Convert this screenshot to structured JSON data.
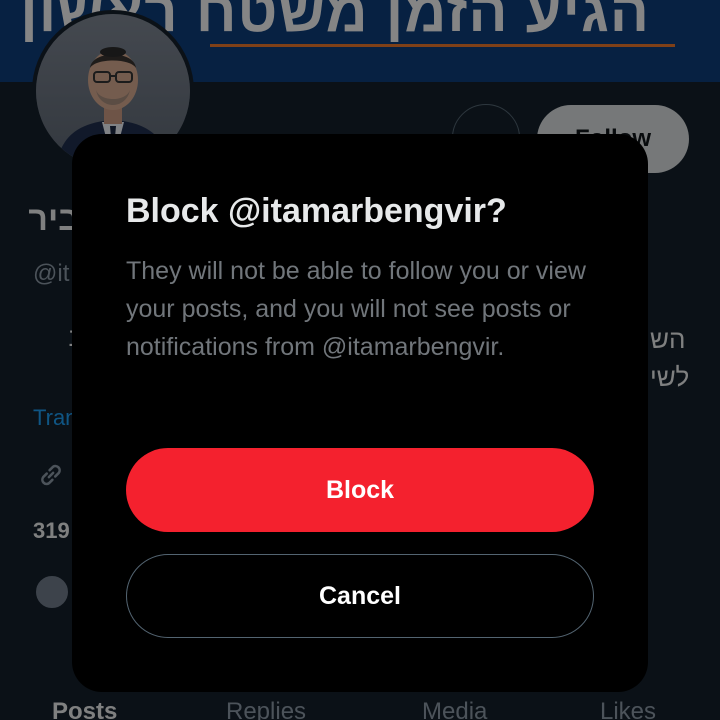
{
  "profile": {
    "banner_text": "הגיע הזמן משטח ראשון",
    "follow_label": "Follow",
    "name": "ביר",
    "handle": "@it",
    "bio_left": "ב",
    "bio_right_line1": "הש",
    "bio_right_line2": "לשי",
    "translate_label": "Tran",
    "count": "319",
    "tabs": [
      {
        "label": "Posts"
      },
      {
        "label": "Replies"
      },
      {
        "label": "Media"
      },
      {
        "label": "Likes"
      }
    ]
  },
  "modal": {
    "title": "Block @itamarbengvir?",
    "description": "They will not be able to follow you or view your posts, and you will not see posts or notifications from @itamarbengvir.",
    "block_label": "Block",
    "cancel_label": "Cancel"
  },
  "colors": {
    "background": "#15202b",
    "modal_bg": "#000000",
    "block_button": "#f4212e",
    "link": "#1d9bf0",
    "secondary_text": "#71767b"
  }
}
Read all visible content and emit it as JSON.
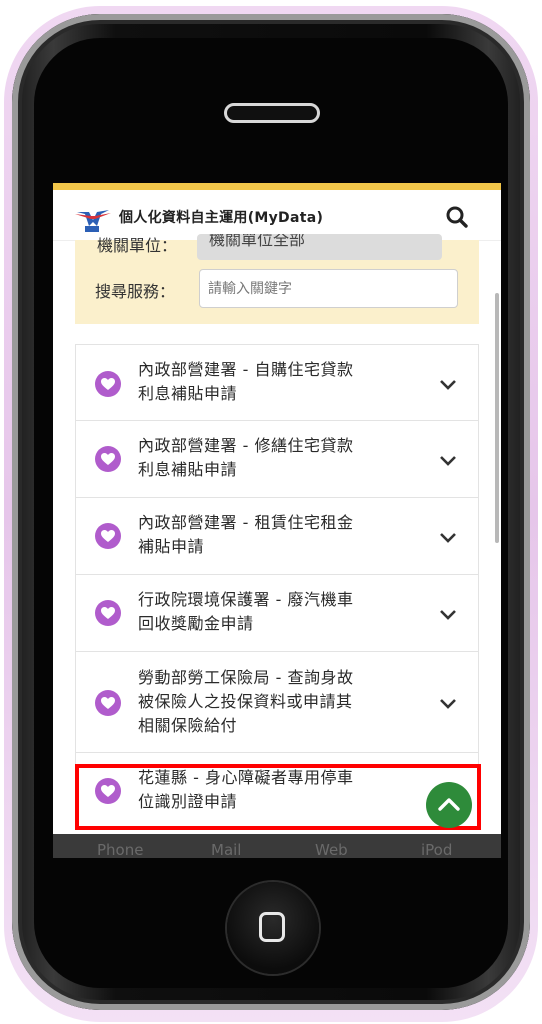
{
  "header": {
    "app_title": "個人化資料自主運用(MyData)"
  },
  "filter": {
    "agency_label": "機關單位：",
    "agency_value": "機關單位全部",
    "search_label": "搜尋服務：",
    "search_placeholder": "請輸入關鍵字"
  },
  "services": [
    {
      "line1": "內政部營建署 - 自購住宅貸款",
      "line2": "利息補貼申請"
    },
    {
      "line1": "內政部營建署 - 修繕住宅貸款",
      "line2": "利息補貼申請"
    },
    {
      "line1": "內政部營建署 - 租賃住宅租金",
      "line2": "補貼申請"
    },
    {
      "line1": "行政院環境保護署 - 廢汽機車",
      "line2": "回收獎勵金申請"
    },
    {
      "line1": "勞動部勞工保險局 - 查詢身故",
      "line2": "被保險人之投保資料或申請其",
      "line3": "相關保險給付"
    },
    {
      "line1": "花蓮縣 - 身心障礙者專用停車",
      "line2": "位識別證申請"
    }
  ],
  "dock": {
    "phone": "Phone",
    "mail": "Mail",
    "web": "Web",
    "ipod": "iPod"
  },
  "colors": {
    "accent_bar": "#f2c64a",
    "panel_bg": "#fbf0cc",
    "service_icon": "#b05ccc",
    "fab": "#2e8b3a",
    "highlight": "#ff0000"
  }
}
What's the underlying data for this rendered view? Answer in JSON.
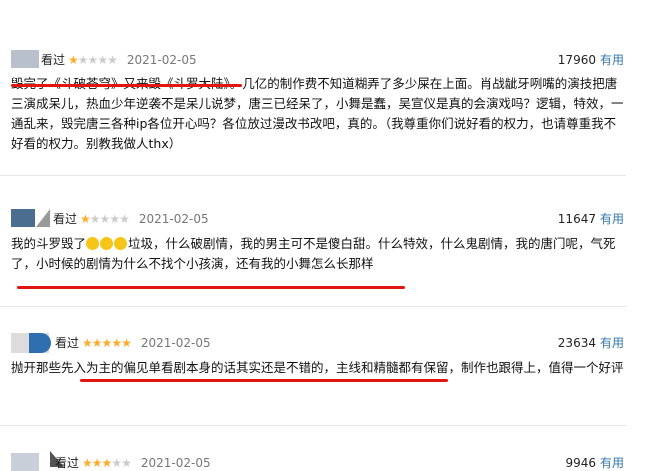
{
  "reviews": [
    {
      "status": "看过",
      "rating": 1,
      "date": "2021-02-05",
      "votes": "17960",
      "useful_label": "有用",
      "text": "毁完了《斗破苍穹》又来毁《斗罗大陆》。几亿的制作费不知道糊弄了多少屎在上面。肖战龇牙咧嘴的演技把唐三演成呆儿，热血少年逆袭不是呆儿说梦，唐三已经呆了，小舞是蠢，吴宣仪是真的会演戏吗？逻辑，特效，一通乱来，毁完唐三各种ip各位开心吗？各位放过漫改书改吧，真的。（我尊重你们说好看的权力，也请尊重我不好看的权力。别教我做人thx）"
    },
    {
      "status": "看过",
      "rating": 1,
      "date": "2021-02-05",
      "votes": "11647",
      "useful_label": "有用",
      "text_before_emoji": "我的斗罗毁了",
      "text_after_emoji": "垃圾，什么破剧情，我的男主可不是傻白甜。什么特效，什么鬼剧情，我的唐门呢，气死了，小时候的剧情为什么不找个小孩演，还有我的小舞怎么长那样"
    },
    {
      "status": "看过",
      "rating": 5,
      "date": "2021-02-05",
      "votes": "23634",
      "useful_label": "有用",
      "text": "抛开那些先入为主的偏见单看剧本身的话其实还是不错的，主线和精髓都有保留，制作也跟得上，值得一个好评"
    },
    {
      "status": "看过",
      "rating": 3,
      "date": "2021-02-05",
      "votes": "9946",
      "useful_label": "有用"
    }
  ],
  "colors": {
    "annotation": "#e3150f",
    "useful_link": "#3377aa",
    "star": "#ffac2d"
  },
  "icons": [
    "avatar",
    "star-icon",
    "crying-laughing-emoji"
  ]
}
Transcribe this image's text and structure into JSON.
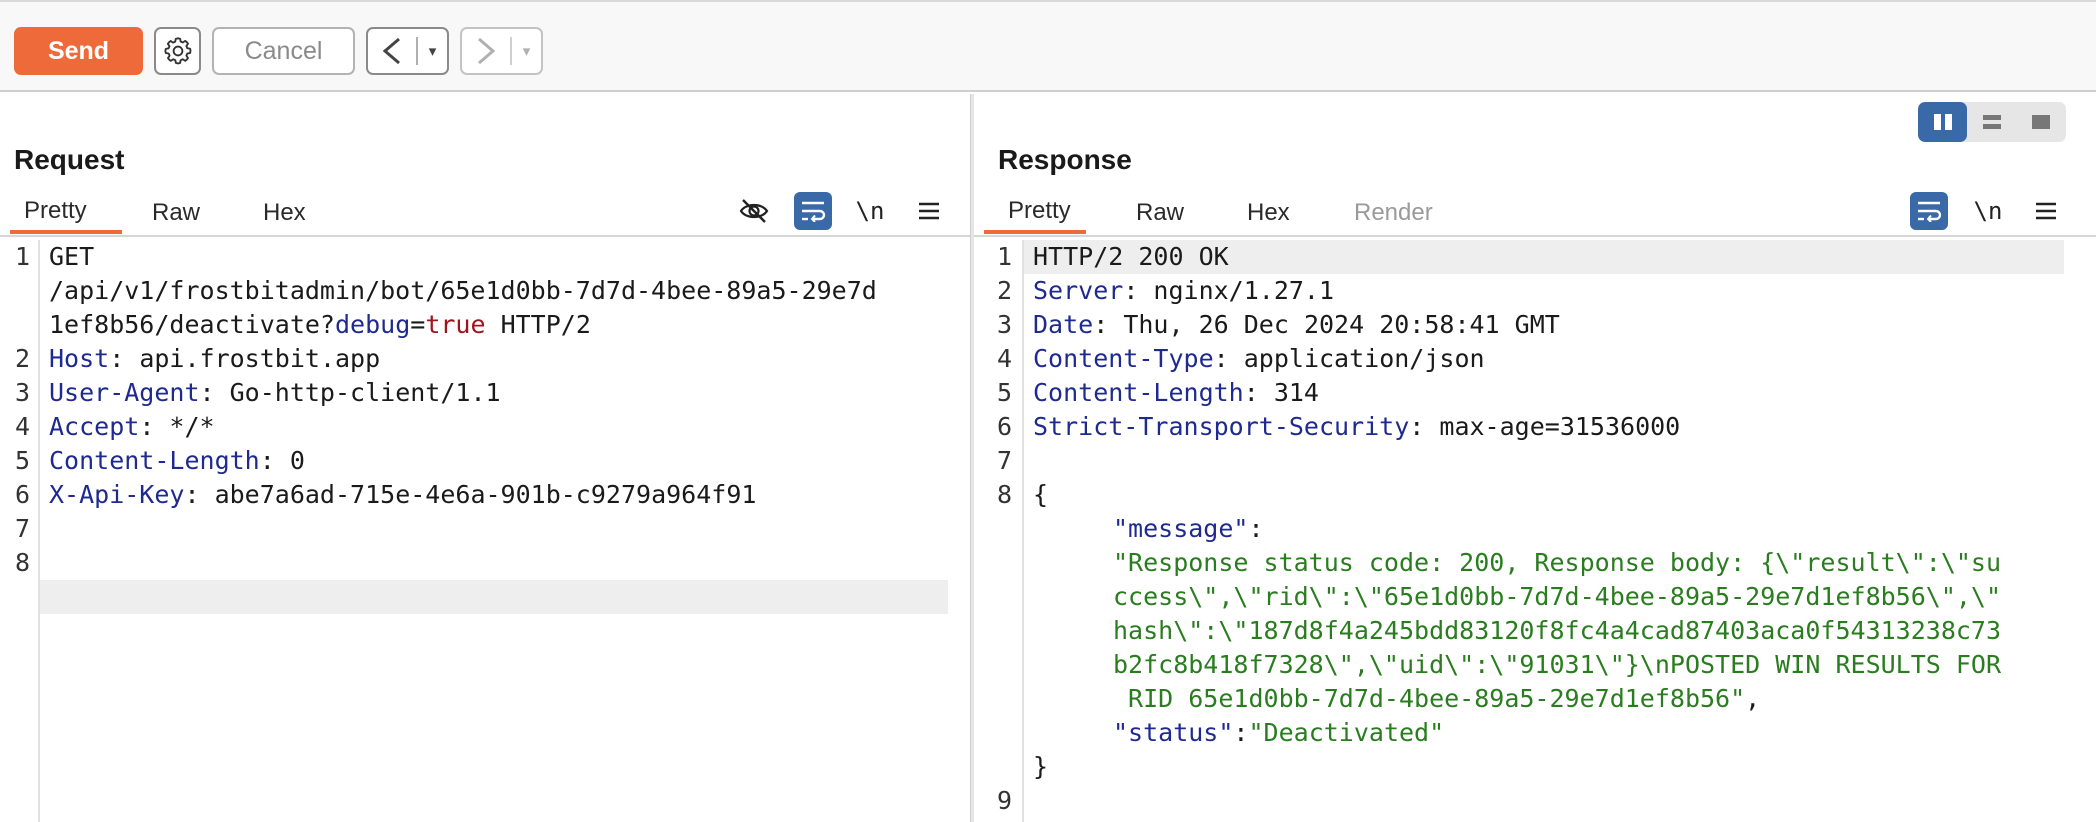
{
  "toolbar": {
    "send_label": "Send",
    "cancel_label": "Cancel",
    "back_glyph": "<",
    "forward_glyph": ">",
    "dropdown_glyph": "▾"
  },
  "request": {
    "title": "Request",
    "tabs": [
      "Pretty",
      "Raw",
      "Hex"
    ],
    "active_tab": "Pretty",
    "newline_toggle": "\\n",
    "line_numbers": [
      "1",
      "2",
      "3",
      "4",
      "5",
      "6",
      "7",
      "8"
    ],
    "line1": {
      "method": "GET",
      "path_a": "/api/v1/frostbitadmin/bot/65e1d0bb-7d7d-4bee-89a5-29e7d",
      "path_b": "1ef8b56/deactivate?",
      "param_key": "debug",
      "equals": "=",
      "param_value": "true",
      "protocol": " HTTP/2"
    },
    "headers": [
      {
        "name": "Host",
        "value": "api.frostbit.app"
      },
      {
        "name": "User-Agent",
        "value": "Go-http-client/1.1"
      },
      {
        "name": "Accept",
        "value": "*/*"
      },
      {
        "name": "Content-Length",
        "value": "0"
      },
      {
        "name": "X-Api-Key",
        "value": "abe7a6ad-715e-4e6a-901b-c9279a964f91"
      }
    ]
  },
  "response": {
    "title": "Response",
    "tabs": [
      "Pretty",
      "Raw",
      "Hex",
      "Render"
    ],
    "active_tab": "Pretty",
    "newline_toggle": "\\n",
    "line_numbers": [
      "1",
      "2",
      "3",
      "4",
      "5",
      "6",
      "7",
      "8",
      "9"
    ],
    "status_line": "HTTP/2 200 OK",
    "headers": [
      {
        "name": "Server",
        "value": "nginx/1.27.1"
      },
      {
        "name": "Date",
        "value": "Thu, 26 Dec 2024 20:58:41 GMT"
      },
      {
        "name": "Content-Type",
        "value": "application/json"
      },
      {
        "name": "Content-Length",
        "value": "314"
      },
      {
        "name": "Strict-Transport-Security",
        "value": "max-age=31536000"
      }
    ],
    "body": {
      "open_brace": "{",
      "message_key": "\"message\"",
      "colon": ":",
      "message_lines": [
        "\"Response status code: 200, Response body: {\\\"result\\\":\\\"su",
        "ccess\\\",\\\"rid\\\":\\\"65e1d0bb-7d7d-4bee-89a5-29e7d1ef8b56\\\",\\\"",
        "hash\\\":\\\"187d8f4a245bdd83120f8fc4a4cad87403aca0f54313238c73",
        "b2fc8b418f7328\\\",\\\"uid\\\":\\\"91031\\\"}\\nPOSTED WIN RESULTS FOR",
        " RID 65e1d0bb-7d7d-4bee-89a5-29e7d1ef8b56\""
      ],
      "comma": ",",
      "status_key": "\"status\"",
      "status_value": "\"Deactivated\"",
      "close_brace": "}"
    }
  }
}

□ □ □ □ □

### Short problem
Write the lines above out again exactly, without any of their pictures.

### Correct answer
Convert this screenshot to structured JSON data.
{
  "profile": {
    "banner_text": "הגיע הזמן משטח ראשון",
    "follow_label": "Follow",
    "name": "ביר",
    "handle": "@it",
    "bio_left": "ב",
    "bio_right_line1": "הש",
    "bio_right_line2": "לשי",
    "translate_label": "Tran",
    "count": "319",
    "tabs": [
      {
        "label": "Posts"
      },
      {
        "label": "Replies"
      },
      {
        "label": "Media"
      },
      {
        "label": "Likes"
      }
    ]
  },
  "modal": {
    "title": "Block @itamarbengvir?",
    "description": "They will not be able to follow you or view your posts, and you will not see posts or notifications from @itamarbengvir.",
    "block_label": "Block",
    "cancel_label": "Cancel"
  },
  "colors": {
    "background": "#15202b",
    "modal_bg": "#000000",
    "block_button": "#f4212e",
    "link": "#1d9bf0",
    "secondary_text": "#71767b"
  }
}
Read all visible content and emit it as JSON.
{
  "header": {
    "app_title": "個人化資料自主運用(MyData)"
  },
  "filter": {
    "agency_label": "機關單位：",
    "agency_value": "機關單位全部",
    "search_label": "搜尋服務：",
    "search_placeholder": "請輸入關鍵字"
  },
  "services": [
    {
      "line1": "內政部營建署 - 自購住宅貸款",
      "line2": "利息補貼申請"
    },
    {
      "line1": "內政部營建署 - 修繕住宅貸款",
      "line2": "利息補貼申請"
    },
    {
      "line1": "內政部營建署 - 租賃住宅租金",
      "line2": "補貼申請"
    },
    {
      "line1": "行政院環境保護署 - 廢汽機車",
      "line2": "回收獎勵金申請"
    },
    {
      "line1": "勞動部勞工保險局 - 查詢身故",
      "line2": "被保險人之投保資料或申請其",
      "line3": "相關保險給付"
    },
    {
      "line1": "花蓮縣 - 身心障礙者專用停車",
      "line2": "位識別證申請"
    }
  ],
  "dock": {
    "phone": "Phone",
    "mail": "Mail",
    "web": "Web",
    "ipod": "iPod"
  },
  "colors": {
    "accent_bar": "#f2c64a",
    "panel_bg": "#fbf0cc",
    "service_icon": "#b05ccc",
    "fab": "#2e8b3a",
    "highlight": "#ff0000"
  }
}
What's the underlying data for this rendered view? Answer in JSON.
{
  "reviews": [
    {
      "status": "看过",
      "rating": 1,
      "date": "2021-02-05",
      "votes": "17960",
      "useful_label": "有用",
      "text": "毁完了《斗破苍穹》又来毁《斗罗大陆》。几亿的制作费不知道糊弄了多少屎在上面。肖战龇牙咧嘴的演技把唐三演成呆儿，热血少年逆袭不是呆儿说梦，唐三已经呆了，小舞是蠢，吴宣仪是真的会演戏吗？逻辑，特效，一通乱来，毁完唐三各种ip各位开心吗？各位放过漫改书改吧，真的。（我尊重你们说好看的权力，也请尊重我不好看的权力。别教我做人thx）"
    },
    {
      "status": "看过",
      "rating": 1,
      "date": "2021-02-05",
      "votes": "11647",
      "useful_label": "有用",
      "text_before_emoji": "我的斗罗毁了",
      "text_after_emoji": "垃圾，什么破剧情，我的男主可不是傻白甜。什么特效，什么鬼剧情，我的唐门呢，气死了，小时候的剧情为什么不找个小孩演，还有我的小舞怎么长那样"
    },
    {
      "status": "看过",
      "rating": 5,
      "date": "2021-02-05",
      "votes": "23634",
      "useful_label": "有用",
      "text": "抛开那些先入为主的偏见单看剧本身的话其实还是不错的，主线和精髓都有保留，制作也跟得上，值得一个好评"
    },
    {
      "status": "看过",
      "rating": 3,
      "date": "2021-02-05",
      "votes": "9946",
      "useful_label": "有用"
    }
  ],
  "colors": {
    "annotation": "#e3150f",
    "useful_link": "#3377aa",
    "star": "#ffac2d"
  },
  "icons": [
    "avatar",
    "star-icon",
    "crying-laughing-emoji"
  ]
}
Transcribe this image's text and structure into JSON.
{
  "toolbar": {
    "send_label": "Send",
    "cancel_label": "Cancel",
    "back_glyph": "<",
    "forward_glyph": ">",
    "dropdown_glyph": "▾"
  },
  "request": {
    "title": "Request",
    "tabs": [
      "Pretty",
      "Raw",
      "Hex"
    ],
    "active_tab": "Pretty",
    "newline_toggle": "\\n",
    "line_numbers": [
      "1",
      "2",
      "3",
      "4",
      "5",
      "6",
      "7",
      "8"
    ],
    "line1": {
      "method": "GET",
      "path_a": "/api/v1/frostbitadmin/bot/65e1d0bb-7d7d-4bee-89a5-29e7d",
      "path_b": "1ef8b56/deactivate?",
      "param_key": "debug",
      "equals": "=",
      "param_value": "true",
      "protocol": " HTTP/2"
    },
    "headers": [
      {
        "name": "Host",
        "value": "api.frostbit.app"
      },
      {
        "name": "User-Agent",
        "value": "Go-http-client/1.1"
      },
      {
        "name": "Accept",
        "value": "*/*"
      },
      {
        "name": "Content-Length",
        "value": "0"
      },
      {
        "name": "X-Api-Key",
        "value": "abe7a6ad-715e-4e6a-901b-c9279a964f91"
      }
    ]
  },
  "response": {
    "title": "Response",
    "tabs": [
      "Pretty",
      "Raw",
      "Hex",
      "Render"
    ],
    "active_tab": "Pretty",
    "newline_toggle": "\\n",
    "line_numbers": [
      "1",
      "2",
      "3",
      "4",
      "5",
      "6",
      "7",
      "8",
      "9"
    ],
    "status_line": "HTTP/2 200 OK",
    "headers": [
      {
        "name": "Server",
        "value": "nginx/1.27.1"
      },
      {
        "name": "Date",
        "value": "Thu, 26 Dec 2024 20:58:41 GMT"
      },
      {
        "name": "Content-Type",
        "value": "application/json"
      },
      {
        "name": "Content-Length",
        "value": "314"
      },
      {
        "name": "Strict-Transport-Security",
        "value": "max-age=31536000"
      }
    ],
    "body": {
      "open_brace": "{",
      "message_key": "\"message\"",
      "colon": ":",
      "message_lines": [
        "\"Response status code: 200, Response body: {\\\"result\\\":\\\"su",
        "ccess\\\",\\\"rid\\\":\\\"65e1d0bb-7d7d-4bee-89a5-29e7d1ef8b56\\\",\\\"",
        "hash\\\":\\\"187d8f4a245bdd83120f8fc4a4cad87403aca0f54313238c73",
        "b2fc8b418f7328\\\",\\\"uid\\\":\\\"91031\\\"}\\nPOSTED WIN RESULTS FOR",
        " RID 65e1d0bb-7d7d-4bee-89a5-29e7d1ef8b56\""
      ],
      "comma": ",",
      "status_key": "\"status\"",
      "status_value": "\"Deactivated\"",
      "close_brace": "}"
    }
  }
}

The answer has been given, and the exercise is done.